- Exercise aim
Please state how many lines in the records contain the string "made", with no words besides the number.

- Data for this task
----------------------------------------
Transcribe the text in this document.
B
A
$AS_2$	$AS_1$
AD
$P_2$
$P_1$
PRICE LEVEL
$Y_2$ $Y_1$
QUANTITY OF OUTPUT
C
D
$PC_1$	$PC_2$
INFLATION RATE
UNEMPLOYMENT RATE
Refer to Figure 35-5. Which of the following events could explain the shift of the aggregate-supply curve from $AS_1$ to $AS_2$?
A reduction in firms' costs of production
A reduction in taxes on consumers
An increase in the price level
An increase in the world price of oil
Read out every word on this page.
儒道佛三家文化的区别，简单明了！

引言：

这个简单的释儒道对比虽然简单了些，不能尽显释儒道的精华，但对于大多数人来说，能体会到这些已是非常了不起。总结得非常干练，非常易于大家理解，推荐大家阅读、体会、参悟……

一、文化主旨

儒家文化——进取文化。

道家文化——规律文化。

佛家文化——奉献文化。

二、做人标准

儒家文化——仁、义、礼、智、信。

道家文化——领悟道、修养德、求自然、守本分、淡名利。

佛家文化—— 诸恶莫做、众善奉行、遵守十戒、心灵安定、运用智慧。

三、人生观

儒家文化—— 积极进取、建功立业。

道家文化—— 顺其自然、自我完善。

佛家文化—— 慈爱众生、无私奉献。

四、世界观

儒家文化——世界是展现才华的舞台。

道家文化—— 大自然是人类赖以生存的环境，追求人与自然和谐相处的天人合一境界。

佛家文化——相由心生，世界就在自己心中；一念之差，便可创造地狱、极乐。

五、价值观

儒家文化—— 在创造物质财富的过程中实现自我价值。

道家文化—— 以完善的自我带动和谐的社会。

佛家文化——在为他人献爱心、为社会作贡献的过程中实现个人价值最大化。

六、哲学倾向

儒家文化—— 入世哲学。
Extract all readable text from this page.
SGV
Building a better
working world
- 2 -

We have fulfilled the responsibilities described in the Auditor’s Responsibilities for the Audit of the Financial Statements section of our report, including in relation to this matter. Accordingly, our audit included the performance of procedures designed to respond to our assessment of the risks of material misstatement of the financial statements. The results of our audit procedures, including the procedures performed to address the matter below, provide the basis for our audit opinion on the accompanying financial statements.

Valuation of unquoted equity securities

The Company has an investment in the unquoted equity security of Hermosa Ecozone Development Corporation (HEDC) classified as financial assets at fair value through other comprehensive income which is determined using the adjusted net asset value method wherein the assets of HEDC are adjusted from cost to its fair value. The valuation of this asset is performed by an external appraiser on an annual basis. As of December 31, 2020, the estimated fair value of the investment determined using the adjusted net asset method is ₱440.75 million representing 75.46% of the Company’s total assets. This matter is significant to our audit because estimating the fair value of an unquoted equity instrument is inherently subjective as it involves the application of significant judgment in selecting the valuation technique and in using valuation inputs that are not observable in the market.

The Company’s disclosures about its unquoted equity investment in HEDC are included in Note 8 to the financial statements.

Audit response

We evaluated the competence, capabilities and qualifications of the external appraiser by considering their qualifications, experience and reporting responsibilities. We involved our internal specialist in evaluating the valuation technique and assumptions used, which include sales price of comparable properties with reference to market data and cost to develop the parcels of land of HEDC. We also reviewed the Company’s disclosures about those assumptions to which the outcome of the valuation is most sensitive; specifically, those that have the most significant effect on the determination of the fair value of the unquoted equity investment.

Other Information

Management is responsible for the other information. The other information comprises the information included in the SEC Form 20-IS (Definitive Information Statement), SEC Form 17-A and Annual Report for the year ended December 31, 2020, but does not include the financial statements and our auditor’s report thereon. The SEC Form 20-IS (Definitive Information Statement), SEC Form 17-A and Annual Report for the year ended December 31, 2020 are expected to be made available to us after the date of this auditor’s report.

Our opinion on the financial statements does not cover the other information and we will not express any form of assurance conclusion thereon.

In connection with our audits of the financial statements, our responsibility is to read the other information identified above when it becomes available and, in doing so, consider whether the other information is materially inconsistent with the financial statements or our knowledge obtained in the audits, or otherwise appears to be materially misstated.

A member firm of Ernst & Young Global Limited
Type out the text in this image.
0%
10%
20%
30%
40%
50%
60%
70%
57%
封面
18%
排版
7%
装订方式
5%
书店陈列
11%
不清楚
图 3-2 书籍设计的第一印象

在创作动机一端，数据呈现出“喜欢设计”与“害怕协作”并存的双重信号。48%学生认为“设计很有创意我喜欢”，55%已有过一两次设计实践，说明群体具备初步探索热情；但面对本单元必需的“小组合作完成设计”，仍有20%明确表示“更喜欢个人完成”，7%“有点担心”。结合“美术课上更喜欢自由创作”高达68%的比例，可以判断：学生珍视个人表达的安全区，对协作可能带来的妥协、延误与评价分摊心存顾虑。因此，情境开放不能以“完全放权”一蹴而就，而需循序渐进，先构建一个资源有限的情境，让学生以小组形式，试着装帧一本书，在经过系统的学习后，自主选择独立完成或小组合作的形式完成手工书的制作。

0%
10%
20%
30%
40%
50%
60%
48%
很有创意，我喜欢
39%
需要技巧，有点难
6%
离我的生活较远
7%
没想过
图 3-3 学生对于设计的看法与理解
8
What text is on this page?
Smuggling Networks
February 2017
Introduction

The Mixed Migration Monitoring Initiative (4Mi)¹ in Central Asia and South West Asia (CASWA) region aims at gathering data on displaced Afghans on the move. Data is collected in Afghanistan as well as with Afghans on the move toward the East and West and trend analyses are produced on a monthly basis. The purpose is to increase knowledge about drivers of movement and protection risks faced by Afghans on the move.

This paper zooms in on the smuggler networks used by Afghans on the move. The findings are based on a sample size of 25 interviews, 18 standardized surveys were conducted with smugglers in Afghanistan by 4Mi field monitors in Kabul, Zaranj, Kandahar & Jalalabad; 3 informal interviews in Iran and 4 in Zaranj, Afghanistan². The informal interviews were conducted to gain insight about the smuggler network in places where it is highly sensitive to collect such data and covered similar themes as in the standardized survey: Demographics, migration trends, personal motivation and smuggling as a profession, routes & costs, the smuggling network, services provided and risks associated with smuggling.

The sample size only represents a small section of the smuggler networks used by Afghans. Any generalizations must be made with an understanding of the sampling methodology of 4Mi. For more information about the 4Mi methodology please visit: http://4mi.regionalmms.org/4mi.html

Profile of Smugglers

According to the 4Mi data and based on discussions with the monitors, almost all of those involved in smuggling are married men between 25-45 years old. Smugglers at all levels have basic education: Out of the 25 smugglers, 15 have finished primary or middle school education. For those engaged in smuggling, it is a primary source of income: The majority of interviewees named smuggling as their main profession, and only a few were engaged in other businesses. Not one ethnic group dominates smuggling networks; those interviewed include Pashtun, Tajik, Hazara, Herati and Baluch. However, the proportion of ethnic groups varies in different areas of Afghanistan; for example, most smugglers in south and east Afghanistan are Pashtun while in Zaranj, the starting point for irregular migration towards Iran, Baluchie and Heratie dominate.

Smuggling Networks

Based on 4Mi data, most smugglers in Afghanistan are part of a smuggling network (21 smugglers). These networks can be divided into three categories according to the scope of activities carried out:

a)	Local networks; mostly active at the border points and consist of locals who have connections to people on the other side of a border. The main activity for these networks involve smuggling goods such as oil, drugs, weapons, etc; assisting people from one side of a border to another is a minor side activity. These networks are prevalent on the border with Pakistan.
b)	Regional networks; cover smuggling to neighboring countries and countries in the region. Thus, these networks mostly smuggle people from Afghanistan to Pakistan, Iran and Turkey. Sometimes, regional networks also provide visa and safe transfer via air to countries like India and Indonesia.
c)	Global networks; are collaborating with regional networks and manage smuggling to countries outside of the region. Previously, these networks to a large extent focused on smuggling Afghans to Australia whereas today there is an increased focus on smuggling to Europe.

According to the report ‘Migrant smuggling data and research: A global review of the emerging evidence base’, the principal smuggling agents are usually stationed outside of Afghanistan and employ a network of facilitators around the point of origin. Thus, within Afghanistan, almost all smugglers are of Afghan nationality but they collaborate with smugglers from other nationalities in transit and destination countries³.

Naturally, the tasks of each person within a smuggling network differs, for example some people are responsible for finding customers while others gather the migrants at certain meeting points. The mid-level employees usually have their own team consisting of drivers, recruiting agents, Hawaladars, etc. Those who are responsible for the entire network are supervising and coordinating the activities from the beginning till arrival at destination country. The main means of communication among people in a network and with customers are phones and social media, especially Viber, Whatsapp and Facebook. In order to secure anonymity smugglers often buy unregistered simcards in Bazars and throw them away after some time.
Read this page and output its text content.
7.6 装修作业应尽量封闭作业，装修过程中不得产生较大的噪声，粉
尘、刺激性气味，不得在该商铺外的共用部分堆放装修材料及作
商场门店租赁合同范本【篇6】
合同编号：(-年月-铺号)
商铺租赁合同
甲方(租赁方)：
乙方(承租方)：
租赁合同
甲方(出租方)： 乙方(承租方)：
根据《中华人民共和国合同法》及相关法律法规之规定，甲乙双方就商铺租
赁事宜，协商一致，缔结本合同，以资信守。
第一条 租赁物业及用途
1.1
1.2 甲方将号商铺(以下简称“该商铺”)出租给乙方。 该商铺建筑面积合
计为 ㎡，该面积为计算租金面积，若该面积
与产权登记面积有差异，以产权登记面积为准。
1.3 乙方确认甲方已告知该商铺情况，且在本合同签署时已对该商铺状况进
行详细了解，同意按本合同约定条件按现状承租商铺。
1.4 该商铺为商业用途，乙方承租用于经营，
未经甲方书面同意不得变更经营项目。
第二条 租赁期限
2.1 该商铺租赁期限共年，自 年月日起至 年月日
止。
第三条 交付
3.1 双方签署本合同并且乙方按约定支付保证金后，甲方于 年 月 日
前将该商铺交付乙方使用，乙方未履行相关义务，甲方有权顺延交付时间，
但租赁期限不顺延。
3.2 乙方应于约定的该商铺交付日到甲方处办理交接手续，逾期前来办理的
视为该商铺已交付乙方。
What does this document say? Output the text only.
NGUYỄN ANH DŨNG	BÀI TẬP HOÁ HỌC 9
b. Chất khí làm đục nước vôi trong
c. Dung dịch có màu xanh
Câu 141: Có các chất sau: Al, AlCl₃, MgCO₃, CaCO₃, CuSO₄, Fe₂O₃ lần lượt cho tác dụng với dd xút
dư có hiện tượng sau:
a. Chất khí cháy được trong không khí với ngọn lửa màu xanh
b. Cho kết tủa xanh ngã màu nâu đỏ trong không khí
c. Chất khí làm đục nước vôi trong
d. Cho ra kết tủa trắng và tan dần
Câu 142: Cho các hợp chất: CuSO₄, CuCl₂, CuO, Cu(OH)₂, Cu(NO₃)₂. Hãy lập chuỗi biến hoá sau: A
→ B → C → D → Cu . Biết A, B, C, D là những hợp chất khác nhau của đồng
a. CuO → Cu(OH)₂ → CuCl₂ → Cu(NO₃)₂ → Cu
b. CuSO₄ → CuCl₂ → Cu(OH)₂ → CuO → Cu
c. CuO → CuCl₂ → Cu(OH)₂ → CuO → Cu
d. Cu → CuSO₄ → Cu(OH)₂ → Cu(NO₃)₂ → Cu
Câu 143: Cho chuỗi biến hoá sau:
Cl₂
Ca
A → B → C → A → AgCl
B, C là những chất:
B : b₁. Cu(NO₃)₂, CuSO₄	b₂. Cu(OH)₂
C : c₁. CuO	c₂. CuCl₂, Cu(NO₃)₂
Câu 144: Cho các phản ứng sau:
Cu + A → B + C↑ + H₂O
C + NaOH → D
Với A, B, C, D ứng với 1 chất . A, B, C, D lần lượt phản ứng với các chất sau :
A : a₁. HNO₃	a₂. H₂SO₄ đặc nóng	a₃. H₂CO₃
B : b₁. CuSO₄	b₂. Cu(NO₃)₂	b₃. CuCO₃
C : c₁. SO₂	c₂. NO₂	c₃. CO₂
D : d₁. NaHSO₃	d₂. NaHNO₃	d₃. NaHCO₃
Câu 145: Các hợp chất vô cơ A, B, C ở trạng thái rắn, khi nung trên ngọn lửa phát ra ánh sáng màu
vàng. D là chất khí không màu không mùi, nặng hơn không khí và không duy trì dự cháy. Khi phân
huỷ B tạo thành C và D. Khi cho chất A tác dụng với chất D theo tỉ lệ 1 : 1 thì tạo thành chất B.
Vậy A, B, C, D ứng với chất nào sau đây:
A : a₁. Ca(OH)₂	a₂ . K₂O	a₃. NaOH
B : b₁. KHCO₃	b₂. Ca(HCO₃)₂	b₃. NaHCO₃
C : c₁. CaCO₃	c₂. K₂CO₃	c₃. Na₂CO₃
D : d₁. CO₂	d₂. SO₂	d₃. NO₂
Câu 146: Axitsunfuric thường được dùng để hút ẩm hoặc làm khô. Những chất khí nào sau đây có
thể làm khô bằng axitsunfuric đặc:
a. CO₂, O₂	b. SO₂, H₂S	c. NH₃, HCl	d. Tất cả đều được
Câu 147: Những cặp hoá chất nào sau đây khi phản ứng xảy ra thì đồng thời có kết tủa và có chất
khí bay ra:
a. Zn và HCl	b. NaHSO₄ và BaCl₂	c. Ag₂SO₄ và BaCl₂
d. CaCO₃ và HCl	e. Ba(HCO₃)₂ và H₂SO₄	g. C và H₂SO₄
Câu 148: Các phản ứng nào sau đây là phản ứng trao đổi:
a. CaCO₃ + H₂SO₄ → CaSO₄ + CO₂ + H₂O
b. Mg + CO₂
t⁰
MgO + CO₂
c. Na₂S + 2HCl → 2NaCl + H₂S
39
----------------------------------------
- Answer below
2